The data:
- - -

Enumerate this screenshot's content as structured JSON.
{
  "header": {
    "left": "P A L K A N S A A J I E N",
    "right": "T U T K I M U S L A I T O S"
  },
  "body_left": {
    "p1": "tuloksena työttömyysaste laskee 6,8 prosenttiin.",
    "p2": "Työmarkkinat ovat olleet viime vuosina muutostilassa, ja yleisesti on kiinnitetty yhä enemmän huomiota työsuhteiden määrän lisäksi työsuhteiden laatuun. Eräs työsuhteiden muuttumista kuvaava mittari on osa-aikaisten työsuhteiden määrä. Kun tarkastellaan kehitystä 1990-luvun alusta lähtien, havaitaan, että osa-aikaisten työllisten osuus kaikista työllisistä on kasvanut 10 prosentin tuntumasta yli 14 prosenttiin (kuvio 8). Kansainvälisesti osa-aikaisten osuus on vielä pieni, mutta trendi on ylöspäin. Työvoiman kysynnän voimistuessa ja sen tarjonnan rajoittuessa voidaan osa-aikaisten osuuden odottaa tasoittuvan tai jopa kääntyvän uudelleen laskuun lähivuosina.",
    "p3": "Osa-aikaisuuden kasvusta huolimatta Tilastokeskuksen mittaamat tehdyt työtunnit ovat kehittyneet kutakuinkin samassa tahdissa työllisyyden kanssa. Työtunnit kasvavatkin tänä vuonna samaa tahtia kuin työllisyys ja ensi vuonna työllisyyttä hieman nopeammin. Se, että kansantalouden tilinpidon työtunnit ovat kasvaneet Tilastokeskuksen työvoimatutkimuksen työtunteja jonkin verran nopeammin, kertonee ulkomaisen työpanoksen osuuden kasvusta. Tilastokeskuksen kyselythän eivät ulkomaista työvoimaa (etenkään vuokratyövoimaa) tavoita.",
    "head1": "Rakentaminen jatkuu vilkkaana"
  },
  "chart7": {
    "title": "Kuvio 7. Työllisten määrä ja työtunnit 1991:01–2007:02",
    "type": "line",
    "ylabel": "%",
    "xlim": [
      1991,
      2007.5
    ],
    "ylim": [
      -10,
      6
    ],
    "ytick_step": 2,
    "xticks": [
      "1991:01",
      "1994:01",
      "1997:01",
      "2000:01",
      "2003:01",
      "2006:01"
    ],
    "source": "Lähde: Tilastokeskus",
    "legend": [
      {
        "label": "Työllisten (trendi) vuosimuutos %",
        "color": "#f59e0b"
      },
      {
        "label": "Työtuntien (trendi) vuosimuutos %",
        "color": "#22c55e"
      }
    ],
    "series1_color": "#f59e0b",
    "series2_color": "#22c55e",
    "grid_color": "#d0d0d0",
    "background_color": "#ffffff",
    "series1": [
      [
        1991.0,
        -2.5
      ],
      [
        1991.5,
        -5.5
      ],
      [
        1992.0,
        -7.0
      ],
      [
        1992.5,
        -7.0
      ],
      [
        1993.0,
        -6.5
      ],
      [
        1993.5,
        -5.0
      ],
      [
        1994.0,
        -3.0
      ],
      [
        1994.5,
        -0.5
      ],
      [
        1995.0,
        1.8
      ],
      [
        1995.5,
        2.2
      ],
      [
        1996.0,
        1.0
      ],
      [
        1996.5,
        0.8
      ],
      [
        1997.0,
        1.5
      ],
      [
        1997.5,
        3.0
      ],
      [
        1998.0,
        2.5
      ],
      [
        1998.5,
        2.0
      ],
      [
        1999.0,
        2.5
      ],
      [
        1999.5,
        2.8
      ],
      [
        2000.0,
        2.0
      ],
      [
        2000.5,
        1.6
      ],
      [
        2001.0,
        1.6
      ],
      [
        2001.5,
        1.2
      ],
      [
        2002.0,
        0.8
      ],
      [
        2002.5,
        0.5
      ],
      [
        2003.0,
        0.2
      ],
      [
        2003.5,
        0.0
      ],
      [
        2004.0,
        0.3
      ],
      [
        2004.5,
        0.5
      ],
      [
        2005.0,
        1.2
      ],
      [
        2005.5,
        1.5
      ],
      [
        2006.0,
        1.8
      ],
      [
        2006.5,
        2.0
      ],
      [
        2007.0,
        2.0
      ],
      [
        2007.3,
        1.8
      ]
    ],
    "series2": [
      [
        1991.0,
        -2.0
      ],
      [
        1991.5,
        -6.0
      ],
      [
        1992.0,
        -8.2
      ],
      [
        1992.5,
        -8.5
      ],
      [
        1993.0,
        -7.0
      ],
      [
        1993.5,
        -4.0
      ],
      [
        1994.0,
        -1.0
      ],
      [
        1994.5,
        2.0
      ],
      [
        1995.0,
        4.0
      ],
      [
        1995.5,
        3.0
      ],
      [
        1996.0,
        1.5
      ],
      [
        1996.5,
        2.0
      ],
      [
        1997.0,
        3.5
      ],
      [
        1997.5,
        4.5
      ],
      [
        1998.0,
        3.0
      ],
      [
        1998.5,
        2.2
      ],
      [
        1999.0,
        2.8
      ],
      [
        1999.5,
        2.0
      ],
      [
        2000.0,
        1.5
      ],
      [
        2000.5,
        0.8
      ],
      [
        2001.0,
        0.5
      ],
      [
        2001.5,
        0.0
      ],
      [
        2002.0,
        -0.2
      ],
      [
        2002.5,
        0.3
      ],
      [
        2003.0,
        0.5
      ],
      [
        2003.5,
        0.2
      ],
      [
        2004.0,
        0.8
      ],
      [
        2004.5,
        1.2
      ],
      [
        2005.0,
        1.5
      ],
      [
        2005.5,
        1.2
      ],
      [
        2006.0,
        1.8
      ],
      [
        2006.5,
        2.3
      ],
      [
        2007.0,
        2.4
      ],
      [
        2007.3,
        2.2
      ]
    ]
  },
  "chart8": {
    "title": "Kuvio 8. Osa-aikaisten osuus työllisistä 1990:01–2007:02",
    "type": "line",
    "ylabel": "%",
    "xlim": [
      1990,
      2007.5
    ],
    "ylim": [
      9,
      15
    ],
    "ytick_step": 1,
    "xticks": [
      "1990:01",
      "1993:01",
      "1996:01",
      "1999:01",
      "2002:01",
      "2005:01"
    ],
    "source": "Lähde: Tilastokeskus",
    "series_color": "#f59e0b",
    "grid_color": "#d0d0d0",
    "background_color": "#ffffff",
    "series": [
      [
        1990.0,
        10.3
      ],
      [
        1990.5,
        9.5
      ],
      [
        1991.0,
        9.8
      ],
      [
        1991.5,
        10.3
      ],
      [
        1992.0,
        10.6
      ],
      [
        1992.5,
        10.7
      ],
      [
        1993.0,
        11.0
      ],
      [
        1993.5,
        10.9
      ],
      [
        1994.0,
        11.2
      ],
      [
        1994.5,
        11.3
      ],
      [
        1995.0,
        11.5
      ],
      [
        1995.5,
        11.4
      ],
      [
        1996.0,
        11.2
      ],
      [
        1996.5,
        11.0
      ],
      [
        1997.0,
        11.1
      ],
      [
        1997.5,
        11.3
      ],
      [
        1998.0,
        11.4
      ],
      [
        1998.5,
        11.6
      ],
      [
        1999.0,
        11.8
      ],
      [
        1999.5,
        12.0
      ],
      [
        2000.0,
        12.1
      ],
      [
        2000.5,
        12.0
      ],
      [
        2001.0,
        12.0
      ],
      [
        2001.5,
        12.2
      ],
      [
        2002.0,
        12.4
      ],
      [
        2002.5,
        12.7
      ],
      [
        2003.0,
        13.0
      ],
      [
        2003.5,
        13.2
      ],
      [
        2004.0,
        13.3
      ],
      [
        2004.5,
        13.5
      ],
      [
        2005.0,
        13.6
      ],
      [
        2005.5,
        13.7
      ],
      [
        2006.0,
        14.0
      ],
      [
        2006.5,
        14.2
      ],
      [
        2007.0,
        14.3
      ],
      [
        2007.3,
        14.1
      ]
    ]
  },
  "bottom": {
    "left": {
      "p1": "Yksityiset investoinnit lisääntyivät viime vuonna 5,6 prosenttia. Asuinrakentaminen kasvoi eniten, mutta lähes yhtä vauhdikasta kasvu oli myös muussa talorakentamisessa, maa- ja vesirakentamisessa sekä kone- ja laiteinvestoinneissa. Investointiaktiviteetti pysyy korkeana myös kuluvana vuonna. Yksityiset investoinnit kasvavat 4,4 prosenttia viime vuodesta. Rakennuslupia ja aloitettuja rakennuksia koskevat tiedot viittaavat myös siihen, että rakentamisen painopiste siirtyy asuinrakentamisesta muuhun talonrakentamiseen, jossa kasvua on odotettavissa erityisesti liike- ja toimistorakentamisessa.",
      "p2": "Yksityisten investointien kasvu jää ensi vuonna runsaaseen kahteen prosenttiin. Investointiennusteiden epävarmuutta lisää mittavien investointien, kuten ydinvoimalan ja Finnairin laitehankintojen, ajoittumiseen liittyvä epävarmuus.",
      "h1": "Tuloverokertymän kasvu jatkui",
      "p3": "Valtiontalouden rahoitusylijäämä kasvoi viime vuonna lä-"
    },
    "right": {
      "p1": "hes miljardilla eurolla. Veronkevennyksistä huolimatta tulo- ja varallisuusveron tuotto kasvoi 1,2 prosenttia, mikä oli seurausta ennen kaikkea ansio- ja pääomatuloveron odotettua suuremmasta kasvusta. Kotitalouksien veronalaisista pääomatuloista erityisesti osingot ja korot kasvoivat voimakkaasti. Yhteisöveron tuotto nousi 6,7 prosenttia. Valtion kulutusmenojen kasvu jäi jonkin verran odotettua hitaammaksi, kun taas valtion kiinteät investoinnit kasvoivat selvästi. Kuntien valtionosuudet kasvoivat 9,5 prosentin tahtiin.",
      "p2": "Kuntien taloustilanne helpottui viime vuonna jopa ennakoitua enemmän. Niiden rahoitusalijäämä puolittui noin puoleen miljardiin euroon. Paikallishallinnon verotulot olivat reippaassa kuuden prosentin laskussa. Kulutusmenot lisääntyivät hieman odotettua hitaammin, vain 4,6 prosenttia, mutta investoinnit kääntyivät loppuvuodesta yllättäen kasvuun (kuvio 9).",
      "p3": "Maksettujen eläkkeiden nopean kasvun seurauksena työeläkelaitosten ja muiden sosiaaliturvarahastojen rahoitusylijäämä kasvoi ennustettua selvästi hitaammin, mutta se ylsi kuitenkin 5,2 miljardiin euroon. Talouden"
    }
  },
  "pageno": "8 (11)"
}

- - -

Request: Show each line holding the word "title".

Result of this exercise:
    "title": "Kuvio 7. Työllisten määrä ja työtunnit 1991:01–2007:02",
    "title": "Kuvio 8. Osa-aikaisten osuus työllisistä 1990:01–2007:02",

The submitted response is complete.